• [YOUR GOAL] Repeat, exactly and in full, the lines of the listing below, but without any pictures.

____

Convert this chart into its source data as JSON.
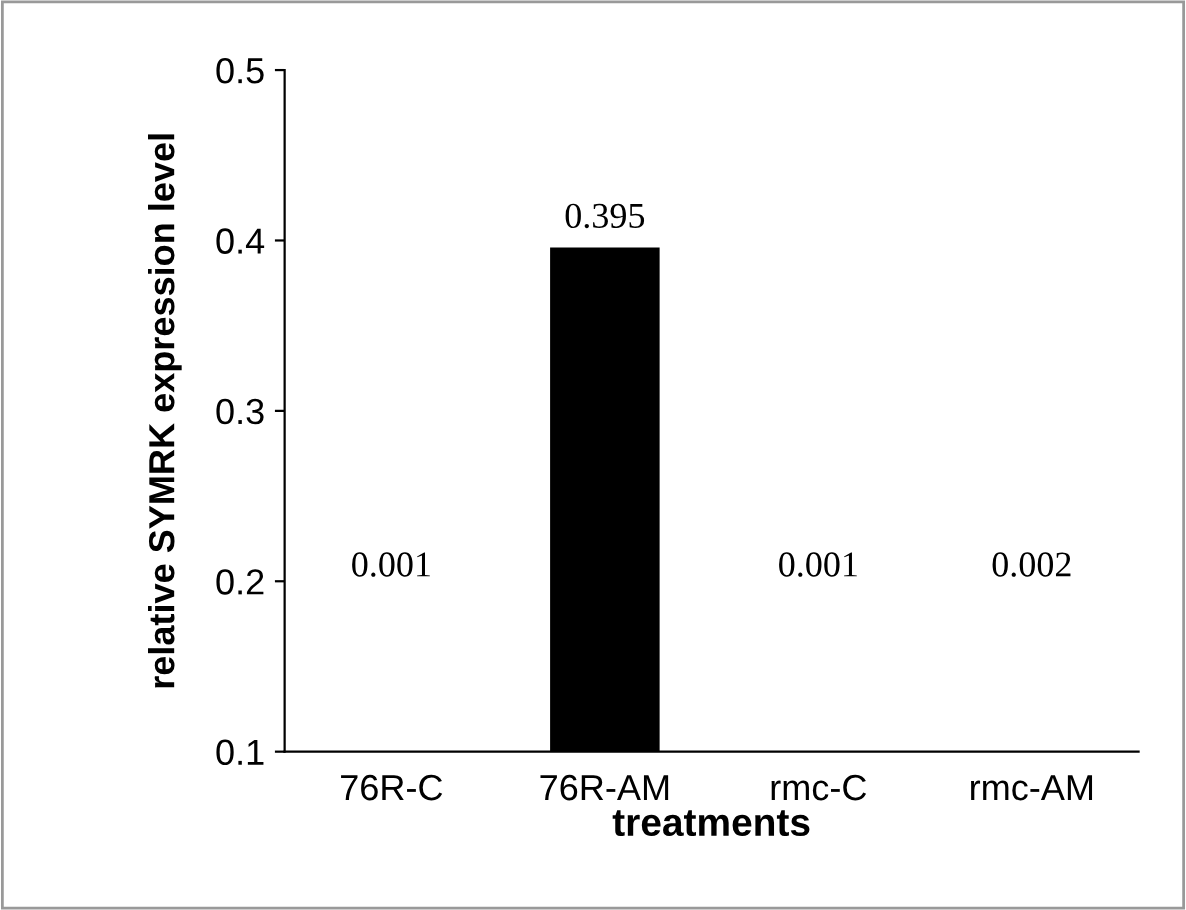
{
  "chart_data": {
    "type": "bar",
    "categories": [
      "76R-C",
      "76R-AM",
      "rmc-C",
      "rmc-AM"
    ],
    "values": [
      null,
      0.395,
      null,
      null
    ],
    "color": "#000000",
    "ylim": [
      0.1,
      0.5
    ],
    "yticks": [
      0.1,
      0.2,
      0.3,
      0.4,
      0.5
    ],
    "xlabel": "treatments",
    "ylabel": "relative SYMRK expression level",
    "data_labels": true,
    "grid": false,
    "legend": false,
    "annotations": [
      "0.001",
      "0.001",
      "0.002"
    ]
  }
}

____

• [RESULT BELOW]
Convert this chart into its source data as JSON.
{
  "chart_data": {
    "type": "bar",
    "categories": [
      "76R-C",
      "76R-AM",
      "rmc-C",
      "rmc-AM"
    ],
    "values": [
      null,
      0.395,
      null,
      null
    ],
    "color": "#000000",
    "ylim": [
      0.1,
      0.5
    ],
    "yticks": [
      0.1,
      0.2,
      0.3,
      0.4,
      0.5
    ],
    "xlabel": "treatments",
    "ylabel": "relative SYMRK expression level",
    "data_labels": true,
    "grid": false,
    "legend": false,
    "annotations": [
      "0.001",
      "0.001",
      "0.002"
    ]
  }
}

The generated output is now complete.